DESCRIPTION OF THE TASK:
What lines in the records below include the word "duration"? Return each one.

SUPPLIED MATERIAL:
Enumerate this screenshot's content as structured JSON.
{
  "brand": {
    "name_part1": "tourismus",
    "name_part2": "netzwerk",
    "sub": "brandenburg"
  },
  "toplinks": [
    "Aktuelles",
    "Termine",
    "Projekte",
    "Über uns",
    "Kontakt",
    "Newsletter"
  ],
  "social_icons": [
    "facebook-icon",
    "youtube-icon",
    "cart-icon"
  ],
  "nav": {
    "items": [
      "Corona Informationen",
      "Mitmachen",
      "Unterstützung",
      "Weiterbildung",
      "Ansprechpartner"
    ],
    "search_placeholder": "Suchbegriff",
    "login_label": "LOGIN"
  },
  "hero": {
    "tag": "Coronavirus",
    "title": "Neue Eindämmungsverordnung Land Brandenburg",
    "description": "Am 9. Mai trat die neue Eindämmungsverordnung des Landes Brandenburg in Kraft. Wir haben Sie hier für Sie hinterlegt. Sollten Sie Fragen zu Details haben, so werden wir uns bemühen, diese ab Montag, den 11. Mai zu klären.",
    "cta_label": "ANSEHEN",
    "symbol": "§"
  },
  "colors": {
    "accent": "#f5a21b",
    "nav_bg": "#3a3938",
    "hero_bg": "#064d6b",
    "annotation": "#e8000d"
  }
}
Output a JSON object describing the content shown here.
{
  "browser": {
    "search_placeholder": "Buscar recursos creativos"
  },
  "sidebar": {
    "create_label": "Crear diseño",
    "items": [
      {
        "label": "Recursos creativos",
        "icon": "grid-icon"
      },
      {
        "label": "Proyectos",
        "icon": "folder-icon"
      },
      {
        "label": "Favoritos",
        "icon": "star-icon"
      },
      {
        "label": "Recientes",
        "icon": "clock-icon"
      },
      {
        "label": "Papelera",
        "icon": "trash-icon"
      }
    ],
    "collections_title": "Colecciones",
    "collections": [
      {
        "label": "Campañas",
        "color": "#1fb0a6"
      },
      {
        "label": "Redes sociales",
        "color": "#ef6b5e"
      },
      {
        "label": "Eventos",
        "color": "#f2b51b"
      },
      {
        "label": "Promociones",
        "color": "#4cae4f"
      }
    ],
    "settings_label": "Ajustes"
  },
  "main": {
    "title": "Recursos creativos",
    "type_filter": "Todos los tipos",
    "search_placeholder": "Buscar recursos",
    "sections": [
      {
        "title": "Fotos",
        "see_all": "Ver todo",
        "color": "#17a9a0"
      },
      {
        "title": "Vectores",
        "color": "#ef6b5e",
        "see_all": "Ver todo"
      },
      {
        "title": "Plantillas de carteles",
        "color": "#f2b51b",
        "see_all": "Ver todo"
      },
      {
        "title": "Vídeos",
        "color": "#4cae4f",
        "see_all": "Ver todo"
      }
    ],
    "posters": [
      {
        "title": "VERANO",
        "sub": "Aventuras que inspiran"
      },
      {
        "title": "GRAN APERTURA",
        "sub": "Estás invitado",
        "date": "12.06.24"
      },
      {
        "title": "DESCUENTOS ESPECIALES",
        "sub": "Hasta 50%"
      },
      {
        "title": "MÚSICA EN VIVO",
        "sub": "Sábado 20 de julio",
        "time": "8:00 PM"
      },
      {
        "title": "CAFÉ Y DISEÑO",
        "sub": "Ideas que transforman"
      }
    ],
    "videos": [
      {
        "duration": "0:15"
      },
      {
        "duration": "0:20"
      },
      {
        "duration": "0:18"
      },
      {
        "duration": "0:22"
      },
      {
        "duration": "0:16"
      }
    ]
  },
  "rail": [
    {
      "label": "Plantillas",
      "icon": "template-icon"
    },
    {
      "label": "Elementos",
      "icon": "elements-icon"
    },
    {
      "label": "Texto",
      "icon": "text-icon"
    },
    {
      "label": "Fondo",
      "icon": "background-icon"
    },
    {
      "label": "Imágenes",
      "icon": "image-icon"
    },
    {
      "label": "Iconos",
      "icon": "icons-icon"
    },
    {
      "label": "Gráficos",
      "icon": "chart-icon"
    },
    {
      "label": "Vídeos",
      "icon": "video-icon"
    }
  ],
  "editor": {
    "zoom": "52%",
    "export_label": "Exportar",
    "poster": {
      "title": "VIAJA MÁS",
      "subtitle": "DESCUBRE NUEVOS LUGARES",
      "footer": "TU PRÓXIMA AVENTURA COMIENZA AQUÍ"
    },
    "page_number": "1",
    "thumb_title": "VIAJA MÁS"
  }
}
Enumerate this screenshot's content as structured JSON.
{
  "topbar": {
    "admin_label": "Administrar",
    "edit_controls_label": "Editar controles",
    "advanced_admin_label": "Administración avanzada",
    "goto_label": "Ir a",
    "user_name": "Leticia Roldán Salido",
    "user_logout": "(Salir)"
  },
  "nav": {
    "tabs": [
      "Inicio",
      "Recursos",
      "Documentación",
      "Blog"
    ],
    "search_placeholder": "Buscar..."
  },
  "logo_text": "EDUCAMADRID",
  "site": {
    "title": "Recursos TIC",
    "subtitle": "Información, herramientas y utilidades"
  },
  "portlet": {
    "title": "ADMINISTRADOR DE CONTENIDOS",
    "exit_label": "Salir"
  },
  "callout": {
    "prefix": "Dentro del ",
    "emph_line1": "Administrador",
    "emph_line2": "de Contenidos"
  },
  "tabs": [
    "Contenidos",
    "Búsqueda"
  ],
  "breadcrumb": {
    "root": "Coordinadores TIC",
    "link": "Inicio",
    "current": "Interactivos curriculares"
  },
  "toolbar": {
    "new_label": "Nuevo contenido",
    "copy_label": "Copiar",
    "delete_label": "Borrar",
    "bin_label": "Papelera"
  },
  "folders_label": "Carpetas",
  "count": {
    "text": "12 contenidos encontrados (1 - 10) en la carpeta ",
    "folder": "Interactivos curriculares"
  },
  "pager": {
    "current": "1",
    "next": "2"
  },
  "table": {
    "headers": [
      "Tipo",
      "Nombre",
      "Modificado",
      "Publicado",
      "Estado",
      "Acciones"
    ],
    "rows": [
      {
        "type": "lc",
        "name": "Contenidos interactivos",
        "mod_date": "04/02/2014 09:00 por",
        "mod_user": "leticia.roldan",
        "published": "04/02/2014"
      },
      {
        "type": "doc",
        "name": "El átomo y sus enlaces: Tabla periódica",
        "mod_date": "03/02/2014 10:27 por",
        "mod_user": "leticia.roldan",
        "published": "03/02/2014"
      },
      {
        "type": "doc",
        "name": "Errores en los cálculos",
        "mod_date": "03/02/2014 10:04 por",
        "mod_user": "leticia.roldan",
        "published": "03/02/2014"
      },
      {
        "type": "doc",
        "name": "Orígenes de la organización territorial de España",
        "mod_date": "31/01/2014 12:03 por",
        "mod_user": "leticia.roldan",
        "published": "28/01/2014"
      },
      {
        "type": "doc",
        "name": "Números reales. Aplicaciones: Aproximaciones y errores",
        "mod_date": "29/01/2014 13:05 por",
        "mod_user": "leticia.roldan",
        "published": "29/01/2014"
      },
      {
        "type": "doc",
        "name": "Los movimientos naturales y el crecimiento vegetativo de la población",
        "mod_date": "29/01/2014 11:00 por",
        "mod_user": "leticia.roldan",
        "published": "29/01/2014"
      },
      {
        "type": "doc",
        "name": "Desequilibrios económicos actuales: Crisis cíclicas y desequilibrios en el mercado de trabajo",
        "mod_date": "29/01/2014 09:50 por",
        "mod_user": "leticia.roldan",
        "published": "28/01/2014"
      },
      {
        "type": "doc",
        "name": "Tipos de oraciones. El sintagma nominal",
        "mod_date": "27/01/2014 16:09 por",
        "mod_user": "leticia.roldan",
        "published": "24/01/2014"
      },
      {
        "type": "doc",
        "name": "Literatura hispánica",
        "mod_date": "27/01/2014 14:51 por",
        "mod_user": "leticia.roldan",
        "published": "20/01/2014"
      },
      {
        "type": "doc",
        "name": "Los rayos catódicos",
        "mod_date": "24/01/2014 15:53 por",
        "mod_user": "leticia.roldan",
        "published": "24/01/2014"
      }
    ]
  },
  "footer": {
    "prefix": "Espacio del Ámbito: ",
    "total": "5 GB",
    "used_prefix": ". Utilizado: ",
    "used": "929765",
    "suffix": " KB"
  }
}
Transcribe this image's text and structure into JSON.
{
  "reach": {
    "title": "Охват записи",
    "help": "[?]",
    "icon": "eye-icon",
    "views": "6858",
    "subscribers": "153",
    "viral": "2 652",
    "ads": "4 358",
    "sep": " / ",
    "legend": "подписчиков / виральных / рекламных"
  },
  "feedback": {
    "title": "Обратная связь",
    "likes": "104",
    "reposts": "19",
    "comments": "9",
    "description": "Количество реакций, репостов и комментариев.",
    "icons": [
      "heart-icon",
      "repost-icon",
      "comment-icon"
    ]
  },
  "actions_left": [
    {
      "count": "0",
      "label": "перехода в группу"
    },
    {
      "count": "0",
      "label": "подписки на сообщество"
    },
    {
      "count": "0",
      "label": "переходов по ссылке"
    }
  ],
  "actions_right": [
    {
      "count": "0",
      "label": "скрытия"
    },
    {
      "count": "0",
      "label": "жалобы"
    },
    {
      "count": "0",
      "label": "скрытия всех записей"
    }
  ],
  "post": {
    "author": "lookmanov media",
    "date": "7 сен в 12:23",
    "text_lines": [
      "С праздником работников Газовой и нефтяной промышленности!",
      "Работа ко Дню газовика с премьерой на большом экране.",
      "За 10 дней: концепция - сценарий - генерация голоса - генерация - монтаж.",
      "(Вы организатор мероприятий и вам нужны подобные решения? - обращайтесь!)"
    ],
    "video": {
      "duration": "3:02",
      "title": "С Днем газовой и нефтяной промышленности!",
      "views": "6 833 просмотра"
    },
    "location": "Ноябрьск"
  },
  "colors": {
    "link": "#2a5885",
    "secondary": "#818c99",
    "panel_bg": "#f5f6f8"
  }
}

RESPONSE BELOW:
        "duration": "0:15"
        "duration": "0:20"
        "duration": "0:18"
        "duration": "0:22"
        "duration": "0:16"
      "duration": "3:02",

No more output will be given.